◆ **ACTIVIDADES**:
A - Según la nota sobre el regreso de paisanos tras Acción de Gracias, ¿qué puentes internacionales saturaron los texanos y mexico-americanos?
B - Reescribe la nota sobre el regreso de paisanos tras Acción de Gracias desde "Desde el jueves" hasta "promedio por día.", y cambia "texanos" por "visitantes".
C - Prolonga la nota sobre el regreso de paisanos tras Acción de Gracias a partir de su última oración.

◆ **TEXTO DE ESTUDIO**:
PLACAS TEXANAS. Largas filas se registraron el fin de semana tras el retorno de paisanos que viven en Estados Unidos y acudieron de visita a Reynosa durante Acción de Gracias.

Miles de texanos y mexico-americanos saturaron el puente internacional Anzaldúas y el Reynosa-Hidalgo al regresar a McAllen o Texas tras pasar en el lado mexicano el Día de Acción de Gracias.

Desde el jueves del Thanksgiving (Día de Acción de Gracias) muchos vecinos de McAllen y del Condado de Hidalgo aprovecharon el asueto e invadieron Reynosa para visitar familiares, acudir a restaurantes o pasear por la plaza principal.

Además el filtro sanitario que había anunciado el Comité de Seguridad en Salud y la Coepris no se instaló y podían entrar más de dos texanos por vehículo, hasta sin tapabocas.

Pero el gobierno de Estados Unidos a través de los agentes de Aduanas y Protección Fronteriza solo prohiben el paso a mexicanos (sin actividad esencial) de ingreso al país.
Los texanos pueden ir y venir a México sin problema.

En el Condado de Hidalgo, vecino de Reynosa, los casos positivos de COVID-19 aumentaron dos semanas después del Día de Halloween de casi 200 diarios a 650 en promedio por día.

◆ **LISTADO PROPORCIONADO**:
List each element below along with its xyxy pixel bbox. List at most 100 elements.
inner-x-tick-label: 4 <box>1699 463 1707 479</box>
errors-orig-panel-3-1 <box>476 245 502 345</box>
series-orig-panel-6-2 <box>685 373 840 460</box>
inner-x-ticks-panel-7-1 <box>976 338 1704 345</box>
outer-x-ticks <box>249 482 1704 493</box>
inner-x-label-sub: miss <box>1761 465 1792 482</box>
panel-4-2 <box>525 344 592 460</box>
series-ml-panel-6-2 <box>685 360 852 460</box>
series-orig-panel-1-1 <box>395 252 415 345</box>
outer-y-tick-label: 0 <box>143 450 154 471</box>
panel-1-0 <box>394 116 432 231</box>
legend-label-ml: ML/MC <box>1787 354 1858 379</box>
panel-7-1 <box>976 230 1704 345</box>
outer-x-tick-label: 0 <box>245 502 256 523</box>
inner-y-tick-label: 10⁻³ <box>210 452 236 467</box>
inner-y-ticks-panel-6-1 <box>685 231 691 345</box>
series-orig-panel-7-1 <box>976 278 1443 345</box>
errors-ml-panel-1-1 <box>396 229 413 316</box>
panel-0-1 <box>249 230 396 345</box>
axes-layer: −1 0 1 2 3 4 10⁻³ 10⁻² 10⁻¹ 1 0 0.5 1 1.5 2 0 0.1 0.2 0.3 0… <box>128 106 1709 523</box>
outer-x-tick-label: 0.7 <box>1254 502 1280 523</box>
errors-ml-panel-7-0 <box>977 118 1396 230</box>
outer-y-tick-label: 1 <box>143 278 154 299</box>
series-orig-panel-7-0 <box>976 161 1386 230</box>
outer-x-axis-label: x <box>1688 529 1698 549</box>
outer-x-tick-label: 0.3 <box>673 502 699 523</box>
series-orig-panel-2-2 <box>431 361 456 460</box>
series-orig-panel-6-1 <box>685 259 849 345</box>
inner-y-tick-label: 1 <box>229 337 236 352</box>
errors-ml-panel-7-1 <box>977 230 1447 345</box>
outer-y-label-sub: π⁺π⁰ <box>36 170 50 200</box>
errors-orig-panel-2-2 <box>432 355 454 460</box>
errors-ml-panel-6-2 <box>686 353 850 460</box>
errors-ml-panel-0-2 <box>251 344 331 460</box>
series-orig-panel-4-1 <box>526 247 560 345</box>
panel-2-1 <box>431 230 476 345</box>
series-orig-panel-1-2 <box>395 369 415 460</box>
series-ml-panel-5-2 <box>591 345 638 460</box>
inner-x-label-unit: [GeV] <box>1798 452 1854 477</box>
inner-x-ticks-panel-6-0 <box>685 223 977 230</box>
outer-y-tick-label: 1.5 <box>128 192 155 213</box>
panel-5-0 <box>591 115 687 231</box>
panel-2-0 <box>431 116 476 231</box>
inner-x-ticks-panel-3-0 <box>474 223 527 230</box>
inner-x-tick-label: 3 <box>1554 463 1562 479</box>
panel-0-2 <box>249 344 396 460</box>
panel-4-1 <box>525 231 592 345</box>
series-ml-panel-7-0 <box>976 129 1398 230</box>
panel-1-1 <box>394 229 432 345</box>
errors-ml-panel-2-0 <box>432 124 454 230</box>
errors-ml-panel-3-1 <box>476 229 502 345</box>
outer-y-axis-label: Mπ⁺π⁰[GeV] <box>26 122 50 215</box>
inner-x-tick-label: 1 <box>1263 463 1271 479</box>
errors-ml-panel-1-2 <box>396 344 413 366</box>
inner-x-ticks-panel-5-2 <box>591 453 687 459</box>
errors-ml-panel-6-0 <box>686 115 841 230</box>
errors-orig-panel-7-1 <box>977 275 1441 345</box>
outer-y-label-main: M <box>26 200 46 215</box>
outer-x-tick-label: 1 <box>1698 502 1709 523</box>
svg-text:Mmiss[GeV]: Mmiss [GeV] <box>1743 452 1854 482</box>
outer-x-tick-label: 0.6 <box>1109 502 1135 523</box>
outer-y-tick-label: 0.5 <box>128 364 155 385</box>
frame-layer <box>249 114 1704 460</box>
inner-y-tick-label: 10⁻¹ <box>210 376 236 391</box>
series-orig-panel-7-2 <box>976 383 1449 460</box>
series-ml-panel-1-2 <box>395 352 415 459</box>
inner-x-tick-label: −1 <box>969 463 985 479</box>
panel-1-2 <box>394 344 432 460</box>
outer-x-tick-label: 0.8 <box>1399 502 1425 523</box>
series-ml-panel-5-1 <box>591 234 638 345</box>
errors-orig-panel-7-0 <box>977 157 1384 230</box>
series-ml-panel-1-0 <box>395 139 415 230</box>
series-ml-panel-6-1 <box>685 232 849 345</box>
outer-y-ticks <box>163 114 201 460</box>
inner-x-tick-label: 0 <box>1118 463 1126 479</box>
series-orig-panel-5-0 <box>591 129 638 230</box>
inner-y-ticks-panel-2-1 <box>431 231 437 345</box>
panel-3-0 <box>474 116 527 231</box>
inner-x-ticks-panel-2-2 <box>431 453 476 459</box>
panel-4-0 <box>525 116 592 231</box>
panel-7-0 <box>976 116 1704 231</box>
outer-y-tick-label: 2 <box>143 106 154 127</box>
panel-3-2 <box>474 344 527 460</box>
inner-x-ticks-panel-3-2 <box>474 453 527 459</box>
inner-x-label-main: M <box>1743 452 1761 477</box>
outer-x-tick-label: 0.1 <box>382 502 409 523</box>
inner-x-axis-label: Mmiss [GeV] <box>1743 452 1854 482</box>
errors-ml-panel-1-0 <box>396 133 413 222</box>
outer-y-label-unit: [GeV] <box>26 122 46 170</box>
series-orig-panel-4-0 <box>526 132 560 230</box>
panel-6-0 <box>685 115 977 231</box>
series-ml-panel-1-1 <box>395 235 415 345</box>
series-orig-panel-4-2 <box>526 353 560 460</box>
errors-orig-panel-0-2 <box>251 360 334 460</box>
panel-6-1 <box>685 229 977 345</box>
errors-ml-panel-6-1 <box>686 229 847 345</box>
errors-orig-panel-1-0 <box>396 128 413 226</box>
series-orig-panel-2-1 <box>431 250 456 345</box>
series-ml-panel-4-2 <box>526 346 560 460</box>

◆ **RESPUESTAS**:
A - El puente internacional Anzaldúas y el Reynosa-Hidalgo.

B -
Desde el jueves del Thanksgiving (Día de Acción de Gracias) muchos vecinos de McAllen y del Condado de Hidalgo aprovecharon el asueto e invadieron Reynosa para visitar familiares, acudir a restaurantes o pasear por la plaza principal.

Además el filtro sanitario que había anunciado el Comité de Seguridad en Salud y la Coepris no se instaló y podían entrar más de dos visitantes por vehículo, hasta sin tapabocas.

Pero el gobierno de Estados Unidos a través de los agentes de Aduanas y Protección Fronteriza solo prohiben el paso a mexicanos (sin actividad esencial) de ingreso al país.
Los visitantes pueden ir y venir a México sin problema.

En el Condado de Hidalgo, vecino de Reynosa, los casos positivos de COVID-19 aumentaron dos semanas después del Día de Halloween de casi 200 diarios a 650 en promedio por día.

C -
Personal de Caminos y Puentes Federales (Capufe) confirmó que desde el viernes por la tarde-noche empezaron a llegar muchos conductores texanos para regresar.

Para la noche del viernes la fila vehicular se extendió hasta la Avenida Ampliación Luis Echeverría, con tiempo promedio en fila de tres horas para llegar a la Aduana Americana.
Los puentes Reynosa-Mission y Reynosa-Pharr también estuvieron saturados, pero sus horarios son restringidos, el Anzaldúas opera solo hasta las 16:00 horas y el Pharr está abierto solo dos horas en la mañana y dos en la tarde.

“Si se fija todos traen placas de Texas, no se ven placas de otros estados de allá”, observó un empleado de las casetas de cobro.

Esporádicamente pasaban conductores con placas de otros estados, como Georgia, Luisiana.